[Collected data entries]

>> BEGIN

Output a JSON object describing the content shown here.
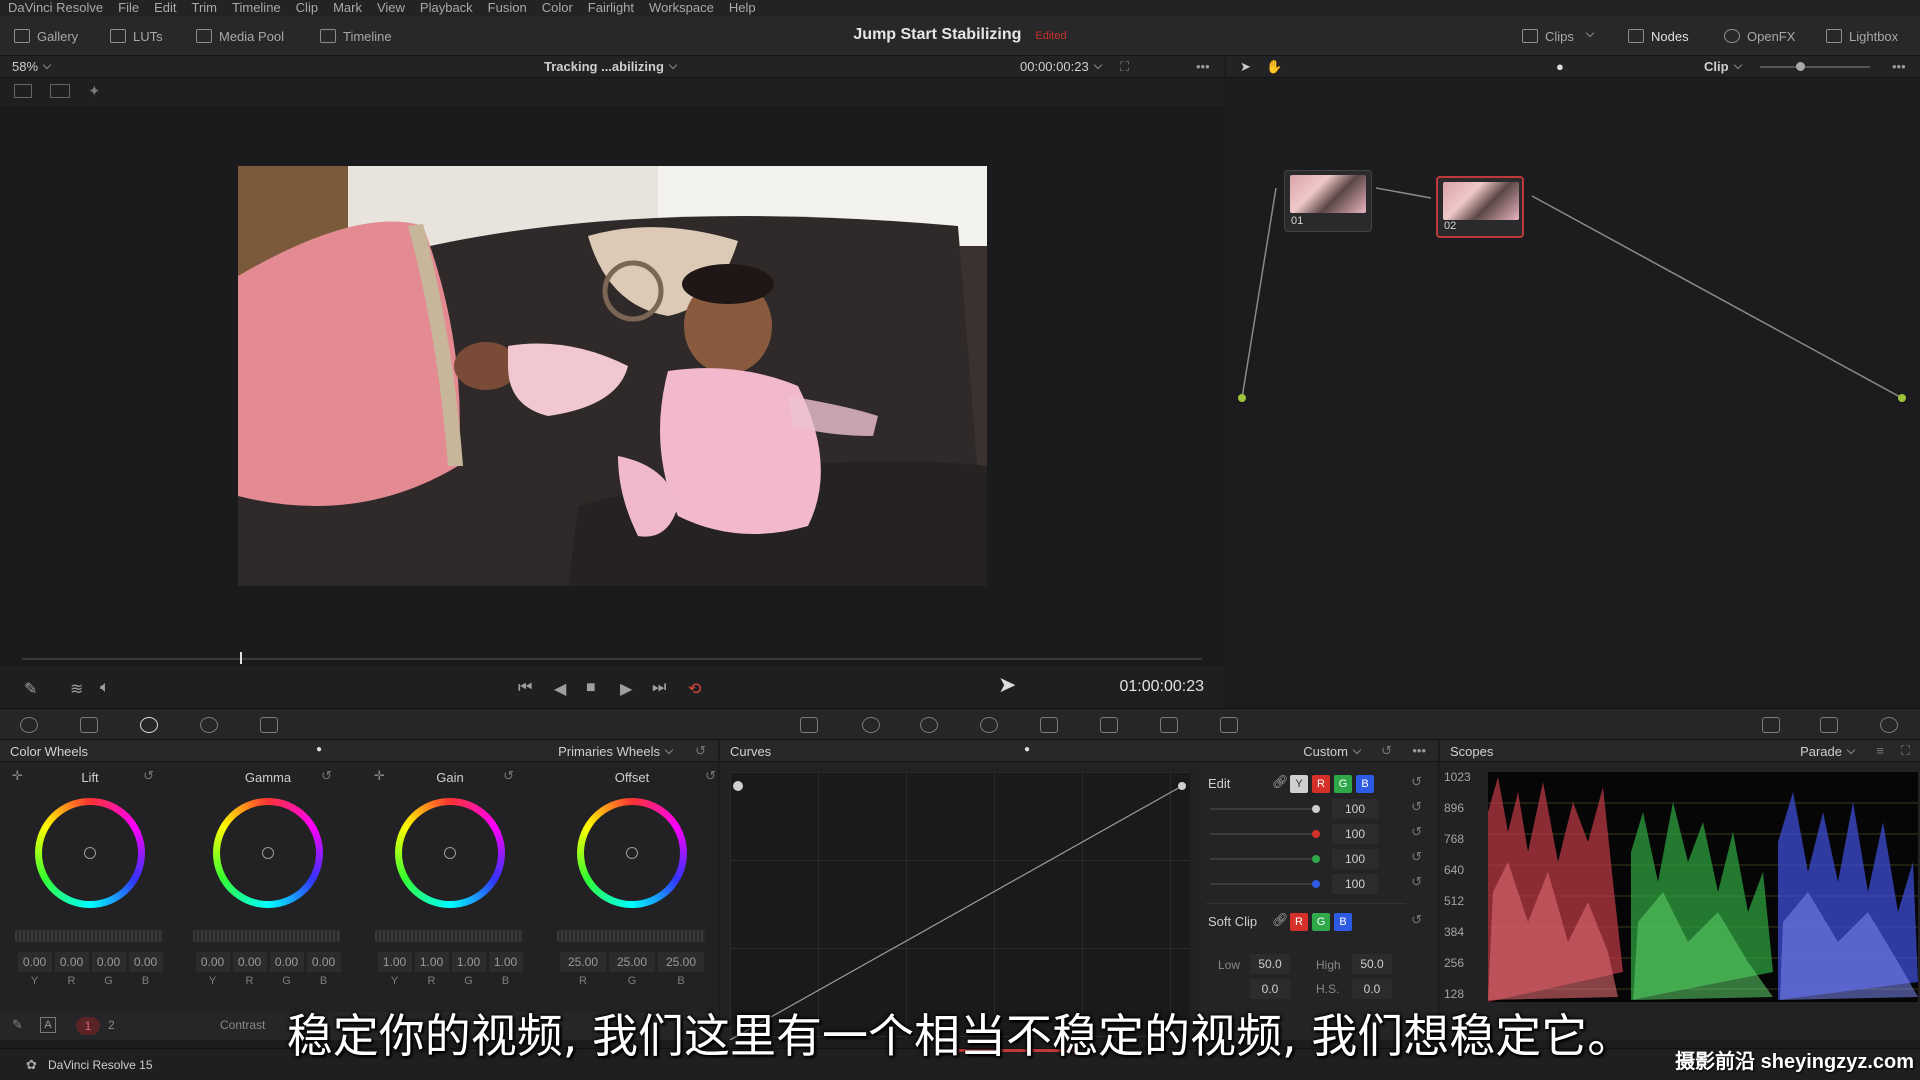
{
  "menu": [
    "DaVinci Resolve",
    "File",
    "Edit",
    "Trim",
    "Timeline",
    "Clip",
    "Mark",
    "View",
    "Playback",
    "Fusion",
    "Color",
    "Fairlight",
    "Workspace",
    "Help"
  ],
  "toolbar": {
    "gallery": "Gallery",
    "luts": "LUTs",
    "media_pool": "Media Pool",
    "timeline": "Timeline",
    "project_title": "Jump Start Stabilizing",
    "project_state": "Edited",
    "clips": "Clips",
    "nodes": "Nodes",
    "openfx": "OpenFX",
    "lightbox": "Lightbox"
  },
  "viewer": {
    "zoom": "58%",
    "clip_name": "Tracking ...abilizing",
    "timecode_top": "00:00:00:23",
    "timecode": "01:00:00:23"
  },
  "node_editor": {
    "mode": "Clip",
    "nodes": [
      {
        "label": "01"
      },
      {
        "label": "02"
      }
    ]
  },
  "color_wheels": {
    "title": "Color Wheels",
    "mode": "Primaries Wheels",
    "wheels": [
      {
        "name": "Lift",
        "values": [
          "0.00",
          "0.00",
          "0.00",
          "0.00"
        ],
        "channels": [
          "Y",
          "R",
          "G",
          "B"
        ]
      },
      {
        "name": "Gamma",
        "values": [
          "0.00",
          "0.00",
          "0.00",
          "0.00"
        ],
        "channels": [
          "Y",
          "R",
          "G",
          "B"
        ]
      },
      {
        "name": "Gain",
        "values": [
          "1.00",
          "1.00",
          "1.00",
          "1.00"
        ],
        "channels": [
          "Y",
          "R",
          "G",
          "B"
        ]
      },
      {
        "name": "Offset",
        "values": [
          "25.00",
          "25.00",
          "25.00"
        ],
        "channels": [
          "R",
          "G",
          "B"
        ]
      }
    ],
    "footer_label": "Contrast",
    "page_1": "1",
    "page_2": "2"
  },
  "curves": {
    "title": "Curves",
    "mode": "Custom",
    "edit_label": "Edit",
    "edit_values": [
      "100",
      "100",
      "100",
      "100"
    ],
    "soft_clip_label": "Soft Clip",
    "low_label": "Low",
    "low_value": "50.0",
    "high_label": "High",
    "high_value": "50.0",
    "ls_value": "0.0",
    "hs_label": "H.S.",
    "hs_value": "0.0"
  },
  "scopes": {
    "title": "Scopes",
    "mode": "Parade",
    "scale": [
      "1023",
      "896",
      "768",
      "640",
      "512",
      "384",
      "256",
      "128"
    ]
  },
  "status": {
    "app": "DaVinci Resolve 15"
  },
  "overlay": {
    "subtitle": "稳定你的视频, 我们这里有一个相当不稳定的视频, 我们想稳定它。",
    "watermark": "摄影前沿 sheyingzyz.com"
  },
  "colors": {
    "accent_red": "#c0393a",
    "channel_red": "#d6302b",
    "channel_green": "#2fa84a",
    "channel_blue": "#2d5be3"
  }
}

>> END

THE EXERCISE:
Using the data above, print every line exactly, omitting pictures.

EXERCISE RESPONSE:
Output a JSON object describing the content shown here.
{
  "menu": [
    "DaVinci Resolve",
    "File",
    "Edit",
    "Trim",
    "Timeline",
    "Clip",
    "Mark",
    "View",
    "Playback",
    "Fusion",
    "Color",
    "Fairlight",
    "Workspace",
    "Help"
  ],
  "toolbar": {
    "gallery": "Gallery",
    "luts": "LUTs",
    "media_pool": "Media Pool",
    "timeline": "Timeline",
    "project_title": "Jump Start Stabilizing",
    "project_state": "Edited",
    "clips": "Clips",
    "nodes": "Nodes",
    "openfx": "OpenFX",
    "lightbox": "Lightbox"
  },
  "viewer": {
    "zoom": "58%",
    "clip_name": "Tracking ...abilizing",
    "timecode_top": "00:00:00:23",
    "timecode": "01:00:00:23"
  },
  "node_editor": {
    "mode": "Clip",
    "nodes": [
      {
        "label": "01"
      },
      {
        "label": "02"
      }
    ]
  },
  "color_wheels": {
    "title": "Color Wheels",
    "mode": "Primaries Wheels",
    "wheels": [
      {
        "name": "Lift",
        "values": [
          "0.00",
          "0.00",
          "0.00",
          "0.00"
        ],
        "channels": [
          "Y",
          "R",
          "G",
          "B"
        ]
      },
      {
        "name": "Gamma",
        "values": [
          "0.00",
          "0.00",
          "0.00",
          "0.00"
        ],
        "channels": [
          "Y",
          "R",
          "G",
          "B"
        ]
      },
      {
        "name": "Gain",
        "values": [
          "1.00",
          "1.00",
          "1.00",
          "1.00"
        ],
        "channels": [
          "Y",
          "R",
          "G",
          "B"
        ]
      },
      {
        "name": "Offset",
        "values": [
          "25.00",
          "25.00",
          "25.00"
        ],
        "channels": [
          "R",
          "G",
          "B"
        ]
      }
    ],
    "footer_label": "Contrast",
    "page_1": "1",
    "page_2": "2"
  },
  "curves": {
    "title": "Curves",
    "mode": "Custom",
    "edit_label": "Edit",
    "edit_values": [
      "100",
      "100",
      "100",
      "100"
    ],
    "soft_clip_label": "Soft Clip",
    "low_label": "Low",
    "low_value": "50.0",
    "high_label": "High",
    "high_value": "50.0",
    "ls_value": "0.0",
    "hs_label": "H.S.",
    "hs_value": "0.0"
  },
  "scopes": {
    "title": "Scopes",
    "mode": "Parade",
    "scale": [
      "1023",
      "896",
      "768",
      "640",
      "512",
      "384",
      "256",
      "128"
    ]
  },
  "status": {
    "app": "DaVinci Resolve 15"
  },
  "overlay": {
    "subtitle": "稳定你的视频, 我们这里有一个相当不稳定的视频, 我们想稳定它。",
    "watermark": "摄影前沿 sheyingzyz.com"
  },
  "colors": {
    "accent_red": "#c0393a",
    "channel_red": "#d6302b",
    "channel_green": "#2fa84a",
    "channel_blue": "#2d5be3"
  }
}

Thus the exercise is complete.